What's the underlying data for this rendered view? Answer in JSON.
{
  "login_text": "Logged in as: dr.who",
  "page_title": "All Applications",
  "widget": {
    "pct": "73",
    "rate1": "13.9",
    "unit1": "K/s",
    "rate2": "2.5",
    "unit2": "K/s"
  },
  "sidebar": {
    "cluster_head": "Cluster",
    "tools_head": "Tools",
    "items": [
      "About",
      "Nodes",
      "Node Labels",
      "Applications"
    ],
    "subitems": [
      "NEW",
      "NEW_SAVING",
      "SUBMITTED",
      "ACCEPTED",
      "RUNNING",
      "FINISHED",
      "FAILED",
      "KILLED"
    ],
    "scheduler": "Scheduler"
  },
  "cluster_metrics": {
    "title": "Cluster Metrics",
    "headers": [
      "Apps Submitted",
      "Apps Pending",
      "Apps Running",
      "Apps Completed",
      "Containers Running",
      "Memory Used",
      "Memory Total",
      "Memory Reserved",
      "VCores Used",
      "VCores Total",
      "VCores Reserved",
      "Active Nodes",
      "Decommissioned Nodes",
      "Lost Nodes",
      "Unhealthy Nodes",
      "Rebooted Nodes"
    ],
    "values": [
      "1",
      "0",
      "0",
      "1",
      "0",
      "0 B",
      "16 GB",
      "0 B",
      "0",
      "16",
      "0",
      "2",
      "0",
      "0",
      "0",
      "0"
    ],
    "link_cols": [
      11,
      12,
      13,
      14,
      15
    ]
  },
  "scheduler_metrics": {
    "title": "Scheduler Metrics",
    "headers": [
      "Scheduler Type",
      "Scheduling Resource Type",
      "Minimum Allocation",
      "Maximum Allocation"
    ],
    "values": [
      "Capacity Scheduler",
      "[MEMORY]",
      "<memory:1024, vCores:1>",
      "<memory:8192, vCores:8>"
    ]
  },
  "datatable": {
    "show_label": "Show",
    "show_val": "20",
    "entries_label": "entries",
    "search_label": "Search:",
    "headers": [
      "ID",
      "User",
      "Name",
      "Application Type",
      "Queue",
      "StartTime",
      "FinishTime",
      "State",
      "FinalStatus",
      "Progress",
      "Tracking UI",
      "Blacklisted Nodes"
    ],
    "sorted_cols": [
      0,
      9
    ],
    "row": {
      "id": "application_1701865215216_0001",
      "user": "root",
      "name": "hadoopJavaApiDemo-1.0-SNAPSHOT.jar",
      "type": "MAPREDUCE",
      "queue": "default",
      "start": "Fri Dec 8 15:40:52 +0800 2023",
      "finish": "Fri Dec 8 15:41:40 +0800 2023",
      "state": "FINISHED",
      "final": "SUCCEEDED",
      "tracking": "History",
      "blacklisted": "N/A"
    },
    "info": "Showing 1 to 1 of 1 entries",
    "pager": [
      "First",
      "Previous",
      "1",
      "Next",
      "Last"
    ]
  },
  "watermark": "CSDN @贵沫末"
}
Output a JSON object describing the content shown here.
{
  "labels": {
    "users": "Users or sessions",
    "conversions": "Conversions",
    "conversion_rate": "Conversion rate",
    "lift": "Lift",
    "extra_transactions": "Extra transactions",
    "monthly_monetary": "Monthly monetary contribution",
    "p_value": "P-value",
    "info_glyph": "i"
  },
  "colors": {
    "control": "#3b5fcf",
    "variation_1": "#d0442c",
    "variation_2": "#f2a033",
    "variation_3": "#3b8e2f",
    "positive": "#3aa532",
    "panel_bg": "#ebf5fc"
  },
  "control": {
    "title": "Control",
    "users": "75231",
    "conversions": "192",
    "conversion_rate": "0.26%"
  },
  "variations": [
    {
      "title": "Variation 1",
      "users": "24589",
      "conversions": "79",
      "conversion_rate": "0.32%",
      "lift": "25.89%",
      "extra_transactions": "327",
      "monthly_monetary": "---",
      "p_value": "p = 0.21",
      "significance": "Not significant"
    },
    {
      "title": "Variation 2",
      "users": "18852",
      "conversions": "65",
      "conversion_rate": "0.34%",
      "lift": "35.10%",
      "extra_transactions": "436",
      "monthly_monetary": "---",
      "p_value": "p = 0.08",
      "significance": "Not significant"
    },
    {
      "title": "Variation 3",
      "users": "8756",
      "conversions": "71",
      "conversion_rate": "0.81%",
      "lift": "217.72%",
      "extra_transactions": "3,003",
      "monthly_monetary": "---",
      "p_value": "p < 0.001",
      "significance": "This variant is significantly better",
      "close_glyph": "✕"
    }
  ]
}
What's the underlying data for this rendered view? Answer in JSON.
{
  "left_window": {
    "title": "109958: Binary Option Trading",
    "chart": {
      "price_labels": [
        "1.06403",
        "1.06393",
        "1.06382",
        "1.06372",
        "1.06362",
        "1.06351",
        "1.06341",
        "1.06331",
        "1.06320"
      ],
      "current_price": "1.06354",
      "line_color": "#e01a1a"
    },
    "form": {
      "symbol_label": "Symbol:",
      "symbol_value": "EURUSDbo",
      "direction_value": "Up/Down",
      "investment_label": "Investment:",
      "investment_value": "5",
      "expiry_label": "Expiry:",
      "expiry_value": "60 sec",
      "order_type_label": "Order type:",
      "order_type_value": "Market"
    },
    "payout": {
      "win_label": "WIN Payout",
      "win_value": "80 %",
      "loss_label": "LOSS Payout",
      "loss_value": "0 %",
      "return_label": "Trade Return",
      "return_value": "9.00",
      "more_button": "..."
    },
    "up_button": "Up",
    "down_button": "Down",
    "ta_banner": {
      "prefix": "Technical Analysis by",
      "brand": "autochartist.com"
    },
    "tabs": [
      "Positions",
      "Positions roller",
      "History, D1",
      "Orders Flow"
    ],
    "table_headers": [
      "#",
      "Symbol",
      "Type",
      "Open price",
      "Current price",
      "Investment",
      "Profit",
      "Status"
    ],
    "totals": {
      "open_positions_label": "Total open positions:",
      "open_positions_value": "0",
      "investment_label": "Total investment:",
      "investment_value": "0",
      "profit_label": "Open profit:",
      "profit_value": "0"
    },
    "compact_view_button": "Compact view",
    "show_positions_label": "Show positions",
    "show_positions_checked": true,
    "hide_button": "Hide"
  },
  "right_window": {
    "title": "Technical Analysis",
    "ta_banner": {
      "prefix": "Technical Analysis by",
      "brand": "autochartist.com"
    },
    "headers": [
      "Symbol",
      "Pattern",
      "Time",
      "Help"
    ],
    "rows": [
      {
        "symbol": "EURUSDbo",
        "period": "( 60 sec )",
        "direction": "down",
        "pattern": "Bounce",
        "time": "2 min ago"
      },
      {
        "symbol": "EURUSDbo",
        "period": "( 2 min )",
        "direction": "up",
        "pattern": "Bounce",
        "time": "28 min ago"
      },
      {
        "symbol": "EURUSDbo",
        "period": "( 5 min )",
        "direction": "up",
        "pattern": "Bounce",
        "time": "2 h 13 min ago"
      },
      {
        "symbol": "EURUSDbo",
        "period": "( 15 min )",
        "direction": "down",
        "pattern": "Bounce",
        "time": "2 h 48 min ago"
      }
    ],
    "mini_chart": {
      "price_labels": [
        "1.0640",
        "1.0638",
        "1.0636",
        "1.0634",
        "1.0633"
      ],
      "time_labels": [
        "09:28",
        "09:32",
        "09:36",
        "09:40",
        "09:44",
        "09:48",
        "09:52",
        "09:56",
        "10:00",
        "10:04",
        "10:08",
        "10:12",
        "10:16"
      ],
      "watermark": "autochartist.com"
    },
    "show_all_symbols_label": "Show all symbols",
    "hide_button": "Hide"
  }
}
------------------------------------------------------------------------
Copy every line of the material in which the word "Allocation" occurs.

EXERCISE SOLUTION:
      "Minimum Allocation",
      "Maximum Allocation"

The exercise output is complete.